(Records excerpted from a collection)
-=-=-

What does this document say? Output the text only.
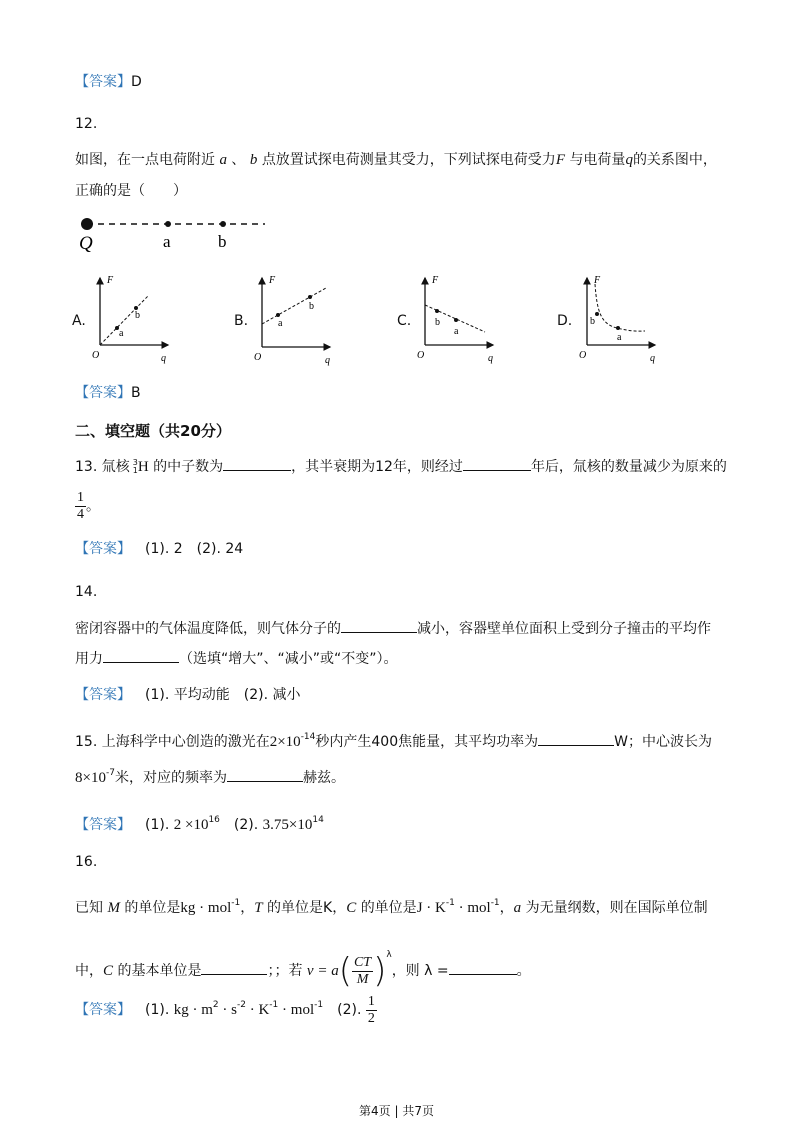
【答案】D
12.
如图，在一点电荷附近 a 、 b 点放置试探电荷测量其受力，下列试探电荷受力F 与电荷量q的关系图中，
正确的是（　　）
Q	a	b
A.
F
O	q
a
b	B.
F
O	q
a
b
C.
F
O	q
b
a
D.
F
O	q
b
a
【答案】B
二、填空题（共20分）
13. 氚核 3
1 H 的中子数为	，其半衰期为12年，则经过	年后，氚核的数量减少为原来的
$\frac{1}{4}$ 。
【答案】 (1). 2 (2). 24
14.
密闭容器中的气体温度降低，则气体分子的	减小，容器壁单位面积上受到分子撞击的平均作
用力	（选填“增大”、“减小”或“不变”）。
【答案】 (1). 平均动能 (2). 减小
15. 上海科学中心创造的激光在$2\times 10^{-14}$秒内产生400焦能量，其平均功率为	W；中心波长为
$8\times 10^{-7}$米，对应的频率为	赫兹。
【答案】 (1). $2 \times 10^{16}$ (2). $3.75\times 10^{14}$
16.
已知 M 的单位是kg · mol$^{-1}$，T 的单位是K，C 的单位是$J \cdot K^{-1} \cdot mol^{-1}$，a 为无量纲数，则在国际单位制
中，C 的基本单位是	；；若 $v = a( \frac{CT}{M} )^\lambda$，则 λ =	。
【答案】 (1). kg · $m^2 \cdot s^{-2} \cdot K^{-1} \cdot mol^{-1}$ (2). $\frac{1}{2}$
第4页 | 共7页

-=-=-

Work instructions
Your task is to reproduce all of the material exactly. The pictures stay out.

Exercise output
What does this document say? Output the text only.
【答案】D
12.
如图，在一点电荷附近 a 、 b 点放置试探电荷测量其受力，下列试探电荷受力F 与电荷量q的关系图中，
正确的是（　　）
Q	a	b
A.
F
O	q
a
b	B.
F
O	q
a
b
C.
F
O	q
b
a
D.
F
O	q
b
a
【答案】B
二、填空题（共20分）
13. 氚核 3
1 H 的中子数为	，其半衰期为12年，则经过	年后，氚核的数量减少为原来的
$\frac{1}{4}$ 。
【答案】 (1). 2 (2). 24
14.
密闭容器中的气体温度降低，则气体分子的	减小，容器壁单位面积上受到分子撞击的平均作
用力	（选填“增大”、“减小”或“不变”）。
【答案】 (1). 平均动能 (2). 减小
15. 上海科学中心创造的激光在$2\times 10^{-14}$秒内产生400焦能量，其平均功率为	W；中心波长为
$8\times 10^{-7}$米，对应的频率为	赫兹。
【答案】 (1). $2 \times 10^{16}$ (2). $3.75\times 10^{14}$
16.
已知 M 的单位是kg · mol$^{-1}$，T 的单位是K，C 的单位是$J \cdot K^{-1} \cdot mol^{-1}$，a 为无量纲数，则在国际单位制
中，C 的基本单位是	；；若 $v = a( \frac{CT}{M} )^\lambda$，则 λ =	。
【答案】 (1). kg · $m^2 \cdot s^{-2} \cdot K^{-1} \cdot mol^{-1}$ (2). $\frac{1}{2}$
第4页 | 共7页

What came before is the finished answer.